**Records from a collection**.
______________________________

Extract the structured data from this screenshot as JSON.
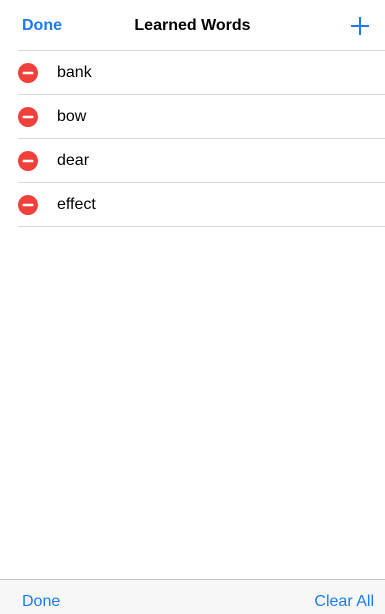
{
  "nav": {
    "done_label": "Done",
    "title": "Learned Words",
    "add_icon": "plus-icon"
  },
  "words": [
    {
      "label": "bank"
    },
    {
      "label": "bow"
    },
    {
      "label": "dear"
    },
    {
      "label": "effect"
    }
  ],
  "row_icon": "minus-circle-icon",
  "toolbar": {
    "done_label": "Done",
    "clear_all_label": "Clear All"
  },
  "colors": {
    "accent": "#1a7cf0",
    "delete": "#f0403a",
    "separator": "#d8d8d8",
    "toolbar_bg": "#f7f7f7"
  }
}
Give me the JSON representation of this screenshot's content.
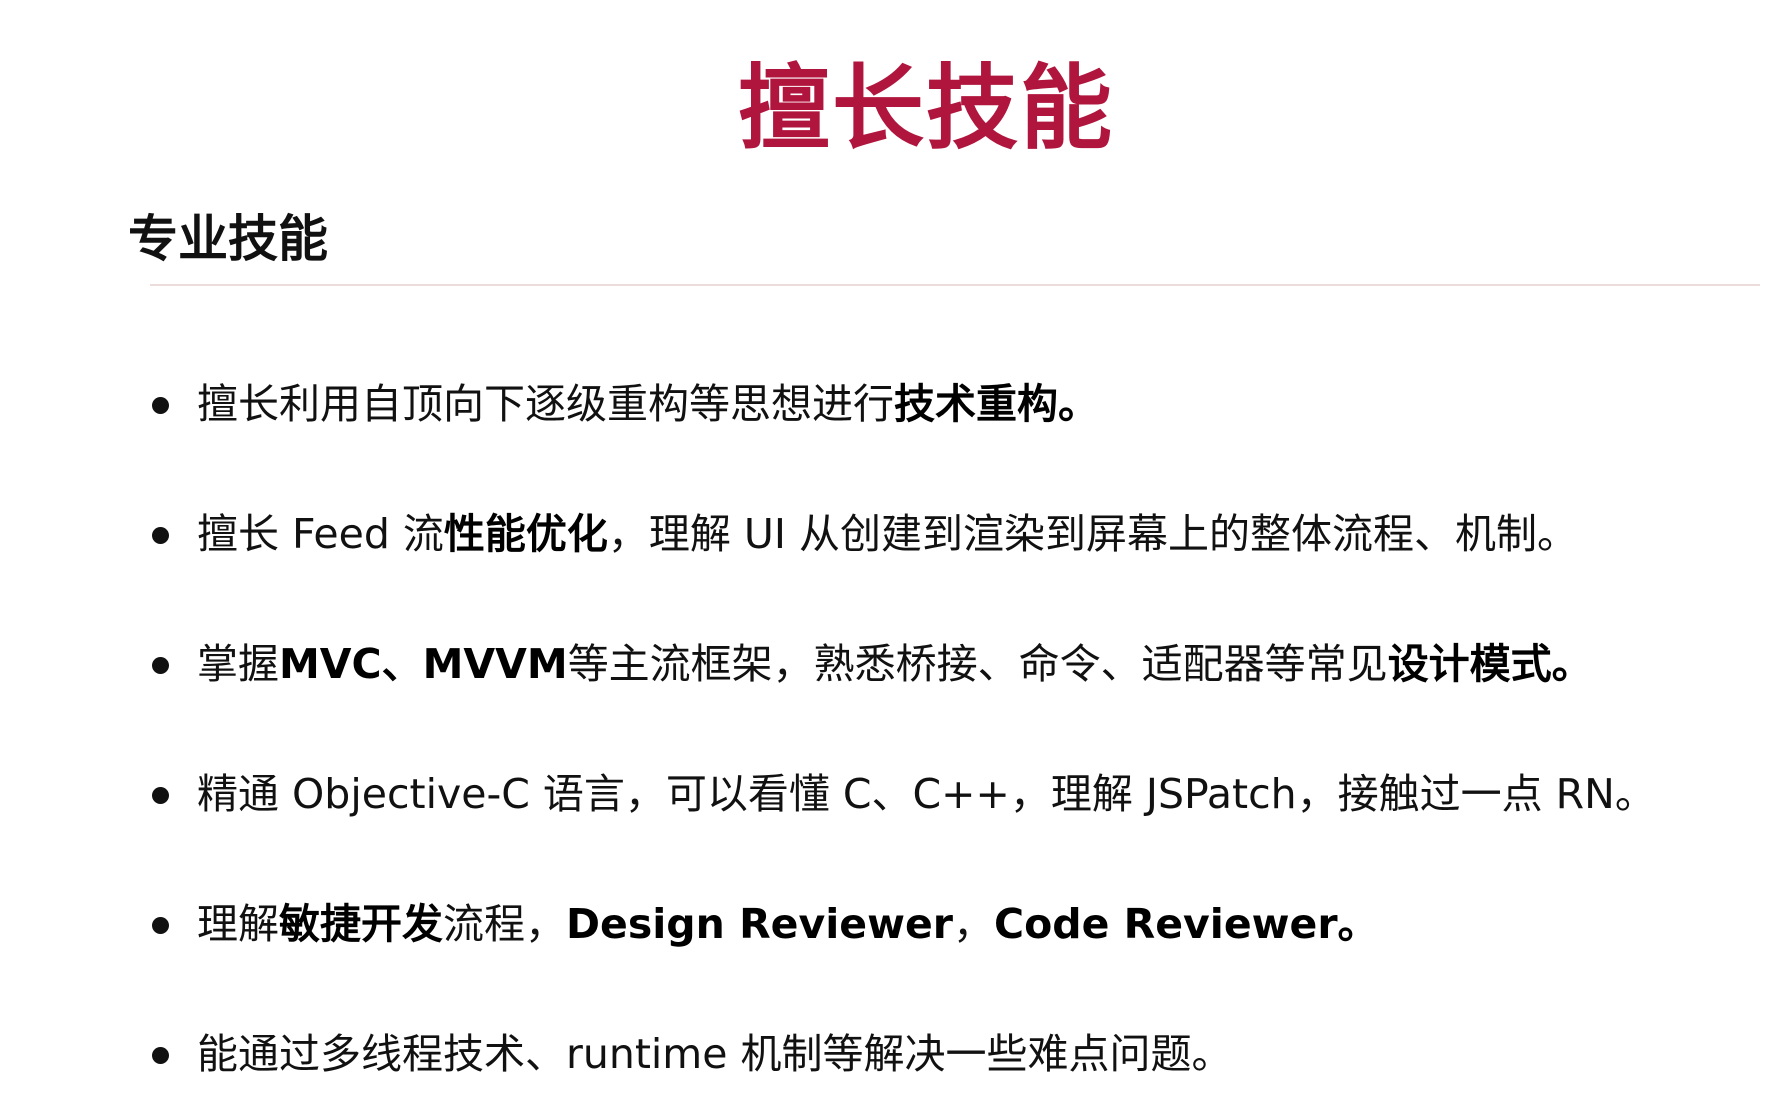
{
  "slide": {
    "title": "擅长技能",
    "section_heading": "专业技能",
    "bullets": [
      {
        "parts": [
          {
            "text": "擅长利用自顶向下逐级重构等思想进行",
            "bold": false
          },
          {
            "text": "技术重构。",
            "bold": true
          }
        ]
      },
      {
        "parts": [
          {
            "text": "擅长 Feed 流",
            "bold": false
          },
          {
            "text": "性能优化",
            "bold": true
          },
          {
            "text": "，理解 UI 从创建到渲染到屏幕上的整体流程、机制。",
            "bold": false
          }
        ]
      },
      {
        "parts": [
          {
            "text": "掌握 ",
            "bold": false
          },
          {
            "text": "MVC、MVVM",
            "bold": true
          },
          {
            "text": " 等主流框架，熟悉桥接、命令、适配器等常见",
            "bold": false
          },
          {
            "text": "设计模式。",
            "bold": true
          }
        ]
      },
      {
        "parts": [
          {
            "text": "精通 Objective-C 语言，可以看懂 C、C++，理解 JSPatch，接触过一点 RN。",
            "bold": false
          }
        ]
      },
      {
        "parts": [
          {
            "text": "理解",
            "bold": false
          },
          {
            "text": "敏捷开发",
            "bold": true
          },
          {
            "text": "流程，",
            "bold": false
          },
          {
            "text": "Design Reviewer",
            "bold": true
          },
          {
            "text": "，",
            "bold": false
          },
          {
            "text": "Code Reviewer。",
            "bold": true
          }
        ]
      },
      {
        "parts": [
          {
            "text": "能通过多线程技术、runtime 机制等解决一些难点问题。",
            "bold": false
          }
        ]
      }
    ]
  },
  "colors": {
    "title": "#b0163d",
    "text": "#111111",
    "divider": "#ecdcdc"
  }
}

______________________________

**DIRECTIVE**. Copy the listing over exactly, skipping the pictures it holds.

**WORKED SOLUTION**.
Extract the structured data from this screenshot as JSON.
{
  "nav": {
    "done_label": "Done",
    "title": "Learned Words",
    "add_icon": "plus-icon"
  },
  "words": [
    {
      "label": "bank"
    },
    {
      "label": "bow"
    },
    {
      "label": "dear"
    },
    {
      "label": "effect"
    }
  ],
  "row_icon": "minus-circle-icon",
  "toolbar": {
    "done_label": "Done",
    "clear_all_label": "Clear All"
  },
  "colors": {
    "accent": "#1a7cf0",
    "delete": "#f0403a",
    "separator": "#d8d8d8",
    "toolbar_bg": "#f7f7f7"
  }
}
Give me the JSON representation of this screenshot's content.
{
  "slide": {
    "title": "擅长技能",
    "section_heading": "专业技能",
    "bullets": [
      {
        "parts": [
          {
            "text": "擅长利用自顶向下逐级重构等思想进行",
            "bold": false
          },
          {
            "text": "技术重构。",
            "bold": true
          }
        ]
      },
      {
        "parts": [
          {
            "text": "擅长 Feed 流",
            "bold": false
          },
          {
            "text": "性能优化",
            "bold": true
          },
          {
            "text": "，理解 UI 从创建到渲染到屏幕上的整体流程、机制。",
            "bold": false
          }
        ]
      },
      {
        "parts": [
          {
            "text": "掌握 ",
            "bold": false
          },
          {
            "text": "MVC、MVVM",
            "bold": true
          },
          {
            "text": " 等主流框架，熟悉桥接、命令、适配器等常见",
            "bold": false
          },
          {
            "text": "设计模式。",
            "bold": true
          }
        ]
      },
      {
        "parts": [
          {
            "text": "精通 Objective-C 语言，可以看懂 C、C++，理解 JSPatch，接触过一点 RN。",
            "bold": false
          }
        ]
      },
      {
        "parts": [
          {
            "text": "理解",
            "bold": false
          },
          {
            "text": "敏捷开发",
            "bold": true
          },
          {
            "text": "流程，",
            "bold": false
          },
          {
            "text": "Design Reviewer",
            "bold": true
          },
          {
            "text": "，",
            "bold": false
          },
          {
            "text": "Code Reviewer。",
            "bold": true
          }
        ]
      },
      {
        "parts": [
          {
            "text": "能通过多线程技术、runtime 机制等解决一些难点问题。",
            "bold": false
          }
        ]
      }
    ]
  },
  "colors": {
    "title": "#b0163d",
    "text": "#111111",
    "divider": "#ecdcdc"
  }
}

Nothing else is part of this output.